▽

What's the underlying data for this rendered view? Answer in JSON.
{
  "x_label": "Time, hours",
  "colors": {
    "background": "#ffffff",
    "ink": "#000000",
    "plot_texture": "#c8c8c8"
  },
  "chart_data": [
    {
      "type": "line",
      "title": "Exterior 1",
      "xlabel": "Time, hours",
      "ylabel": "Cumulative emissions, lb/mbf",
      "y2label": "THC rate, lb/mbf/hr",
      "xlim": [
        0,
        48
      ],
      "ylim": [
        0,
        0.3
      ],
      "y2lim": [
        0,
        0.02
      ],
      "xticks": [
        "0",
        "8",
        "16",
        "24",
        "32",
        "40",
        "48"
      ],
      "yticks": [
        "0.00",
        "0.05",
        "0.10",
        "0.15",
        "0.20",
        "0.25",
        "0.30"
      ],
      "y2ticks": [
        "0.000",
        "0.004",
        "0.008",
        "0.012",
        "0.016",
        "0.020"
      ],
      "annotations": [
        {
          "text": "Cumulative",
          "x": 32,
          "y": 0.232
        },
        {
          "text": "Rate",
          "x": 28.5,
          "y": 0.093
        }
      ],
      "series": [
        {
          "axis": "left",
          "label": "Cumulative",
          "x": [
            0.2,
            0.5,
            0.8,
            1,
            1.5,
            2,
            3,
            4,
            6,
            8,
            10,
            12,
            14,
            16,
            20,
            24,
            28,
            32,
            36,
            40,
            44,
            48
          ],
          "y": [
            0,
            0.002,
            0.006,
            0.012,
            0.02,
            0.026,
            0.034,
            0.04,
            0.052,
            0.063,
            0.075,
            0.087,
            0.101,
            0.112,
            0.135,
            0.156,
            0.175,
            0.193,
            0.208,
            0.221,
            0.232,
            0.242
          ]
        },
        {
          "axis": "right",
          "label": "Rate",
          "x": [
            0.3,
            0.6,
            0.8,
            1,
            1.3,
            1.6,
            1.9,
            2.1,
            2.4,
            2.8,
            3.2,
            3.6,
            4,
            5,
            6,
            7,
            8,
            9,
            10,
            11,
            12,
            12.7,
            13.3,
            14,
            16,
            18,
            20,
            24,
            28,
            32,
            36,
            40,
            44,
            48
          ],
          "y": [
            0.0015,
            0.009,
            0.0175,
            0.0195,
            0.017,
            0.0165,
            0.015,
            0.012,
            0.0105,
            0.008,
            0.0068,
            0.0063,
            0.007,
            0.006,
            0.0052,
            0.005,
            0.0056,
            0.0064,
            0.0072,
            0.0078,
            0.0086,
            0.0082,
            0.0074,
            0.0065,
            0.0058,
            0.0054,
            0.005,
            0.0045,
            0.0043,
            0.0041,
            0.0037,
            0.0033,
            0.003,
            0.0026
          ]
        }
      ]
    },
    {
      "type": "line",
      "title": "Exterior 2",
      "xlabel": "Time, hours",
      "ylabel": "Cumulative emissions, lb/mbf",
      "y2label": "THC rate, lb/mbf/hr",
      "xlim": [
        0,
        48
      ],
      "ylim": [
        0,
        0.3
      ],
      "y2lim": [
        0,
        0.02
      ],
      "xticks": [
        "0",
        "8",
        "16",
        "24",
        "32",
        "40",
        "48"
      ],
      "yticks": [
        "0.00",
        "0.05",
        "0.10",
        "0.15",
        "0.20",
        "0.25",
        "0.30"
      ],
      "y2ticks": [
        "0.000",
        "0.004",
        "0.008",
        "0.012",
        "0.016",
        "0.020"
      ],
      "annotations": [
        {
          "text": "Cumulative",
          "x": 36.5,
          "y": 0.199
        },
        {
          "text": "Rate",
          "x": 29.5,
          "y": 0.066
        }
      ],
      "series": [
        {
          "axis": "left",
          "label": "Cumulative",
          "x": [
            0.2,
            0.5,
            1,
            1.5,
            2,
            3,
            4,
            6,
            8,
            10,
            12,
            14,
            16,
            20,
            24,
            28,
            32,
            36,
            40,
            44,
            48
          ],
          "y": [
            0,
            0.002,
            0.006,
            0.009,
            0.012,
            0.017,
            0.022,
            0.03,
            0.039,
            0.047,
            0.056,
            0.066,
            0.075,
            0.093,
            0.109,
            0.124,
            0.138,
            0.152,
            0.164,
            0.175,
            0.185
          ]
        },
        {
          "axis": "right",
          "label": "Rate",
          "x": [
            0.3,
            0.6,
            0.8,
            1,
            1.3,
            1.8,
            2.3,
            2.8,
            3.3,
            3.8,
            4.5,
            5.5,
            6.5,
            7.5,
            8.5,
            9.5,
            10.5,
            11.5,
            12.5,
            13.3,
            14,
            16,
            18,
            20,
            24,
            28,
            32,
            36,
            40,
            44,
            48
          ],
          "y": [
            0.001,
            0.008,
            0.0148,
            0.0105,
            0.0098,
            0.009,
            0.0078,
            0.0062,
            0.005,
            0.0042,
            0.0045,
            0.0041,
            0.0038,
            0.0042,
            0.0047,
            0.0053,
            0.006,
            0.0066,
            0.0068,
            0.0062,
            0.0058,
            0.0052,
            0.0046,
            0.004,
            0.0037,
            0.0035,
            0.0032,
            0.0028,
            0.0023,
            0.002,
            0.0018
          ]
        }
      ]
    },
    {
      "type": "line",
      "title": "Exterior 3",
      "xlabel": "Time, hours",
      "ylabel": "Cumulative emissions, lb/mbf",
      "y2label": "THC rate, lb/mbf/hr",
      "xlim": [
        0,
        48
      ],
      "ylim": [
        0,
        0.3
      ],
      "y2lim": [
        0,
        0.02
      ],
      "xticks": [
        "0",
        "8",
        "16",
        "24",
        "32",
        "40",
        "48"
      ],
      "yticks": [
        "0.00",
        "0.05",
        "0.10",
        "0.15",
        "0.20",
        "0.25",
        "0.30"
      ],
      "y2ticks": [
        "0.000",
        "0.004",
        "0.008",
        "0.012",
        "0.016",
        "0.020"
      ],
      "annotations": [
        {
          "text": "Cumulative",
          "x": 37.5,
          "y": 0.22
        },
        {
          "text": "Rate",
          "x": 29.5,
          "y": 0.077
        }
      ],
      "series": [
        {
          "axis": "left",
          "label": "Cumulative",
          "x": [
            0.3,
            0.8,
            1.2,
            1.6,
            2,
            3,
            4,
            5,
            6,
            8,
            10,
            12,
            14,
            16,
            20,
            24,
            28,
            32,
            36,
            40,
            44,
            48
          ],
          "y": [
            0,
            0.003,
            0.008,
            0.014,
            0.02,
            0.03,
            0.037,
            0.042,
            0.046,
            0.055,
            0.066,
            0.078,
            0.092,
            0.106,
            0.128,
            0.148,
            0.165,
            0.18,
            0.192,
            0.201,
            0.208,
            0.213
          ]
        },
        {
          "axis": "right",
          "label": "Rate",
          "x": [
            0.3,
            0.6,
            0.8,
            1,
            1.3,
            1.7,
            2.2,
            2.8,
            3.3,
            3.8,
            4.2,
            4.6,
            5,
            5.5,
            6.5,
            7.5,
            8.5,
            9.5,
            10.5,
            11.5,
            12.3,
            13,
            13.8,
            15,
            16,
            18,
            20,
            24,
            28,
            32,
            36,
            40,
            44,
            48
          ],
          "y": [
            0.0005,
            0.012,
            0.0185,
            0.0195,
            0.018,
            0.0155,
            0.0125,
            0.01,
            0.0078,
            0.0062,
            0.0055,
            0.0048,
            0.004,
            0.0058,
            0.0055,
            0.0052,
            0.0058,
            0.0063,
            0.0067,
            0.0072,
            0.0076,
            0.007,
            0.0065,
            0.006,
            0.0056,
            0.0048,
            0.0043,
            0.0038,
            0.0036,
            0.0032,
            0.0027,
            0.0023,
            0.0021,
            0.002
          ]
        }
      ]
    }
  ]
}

△

#### [REQUEST]
Show every line in the records above that contains the word "Exterior".

#### [SOLVED EXERCISE]
      "title": "Exterior 1",
      "title": "Exterior 2",
      "title": "Exterior 3",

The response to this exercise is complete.